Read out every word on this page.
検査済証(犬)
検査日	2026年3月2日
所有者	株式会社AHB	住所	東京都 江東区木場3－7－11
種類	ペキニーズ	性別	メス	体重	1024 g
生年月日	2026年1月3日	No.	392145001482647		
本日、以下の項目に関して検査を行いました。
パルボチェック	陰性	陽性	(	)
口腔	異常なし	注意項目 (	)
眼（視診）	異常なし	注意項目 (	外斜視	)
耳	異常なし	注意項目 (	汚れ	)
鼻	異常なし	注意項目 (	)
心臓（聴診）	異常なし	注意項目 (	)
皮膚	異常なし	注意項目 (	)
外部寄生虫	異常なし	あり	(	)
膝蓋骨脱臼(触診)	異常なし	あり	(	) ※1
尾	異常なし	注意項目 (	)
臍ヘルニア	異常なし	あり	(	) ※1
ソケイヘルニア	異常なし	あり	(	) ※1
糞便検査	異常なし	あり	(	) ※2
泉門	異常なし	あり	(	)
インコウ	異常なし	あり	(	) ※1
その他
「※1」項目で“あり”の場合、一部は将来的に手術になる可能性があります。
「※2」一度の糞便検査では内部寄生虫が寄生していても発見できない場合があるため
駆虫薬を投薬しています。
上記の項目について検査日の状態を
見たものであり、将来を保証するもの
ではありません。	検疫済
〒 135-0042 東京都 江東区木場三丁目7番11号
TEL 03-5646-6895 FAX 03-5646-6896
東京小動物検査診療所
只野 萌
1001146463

:: GIVEN REQUEST ::
Set down every line of the listing above again, exactly as given.

:: COMPLETED EXERCISE ::
Read out every word on this page.
検査済証(犬)
検査日	2026年3月2日
所有者	株式会社AHB	住所	東京都 江東区木場3－7－11
種類	ペキニーズ	性別	メス	体重	1024 g
生年月日	2026年1月3日	No.	392145001482647		
本日、以下の項目に関して検査を行いました。
パルボチェック	陰性	陽性	(	)
口腔	異常なし	注意項目 (	)
眼（視診）	異常なし	注意項目 (	外斜視	)
耳	異常なし	注意項目 (	汚れ	)
鼻	異常なし	注意項目 (	)
心臓（聴診）	異常なし	注意項目 (	)
皮膚	異常なし	注意項目 (	)
外部寄生虫	異常なし	あり	(	)
膝蓋骨脱臼(触診)	異常なし	あり	(	) ※1
尾	異常なし	注意項目 (	)
臍ヘルニア	異常なし	あり	(	) ※1
ソケイヘルニア	異常なし	あり	(	) ※1
糞便検査	異常なし	あり	(	) ※2
泉門	異常なし	あり	(	)
インコウ	異常なし	あり	(	) ※1
その他
「※1」項目で“あり”の場合、一部は将来的に手術になる可能性があります。
「※2」一度の糞便検査では内部寄生虫が寄生していても発見できない場合があるため
駆虫薬を投薬しています。
上記の項目について検査日の状態を
見たものであり、将来を保証するもの
ではありません。	検疫済
〒 135-0042 東京都 江東区木場三丁目7番11号
TEL 03-5646-6895 FAX 03-5646-6896
東京小動物検査診療所
只野 萌
1001146463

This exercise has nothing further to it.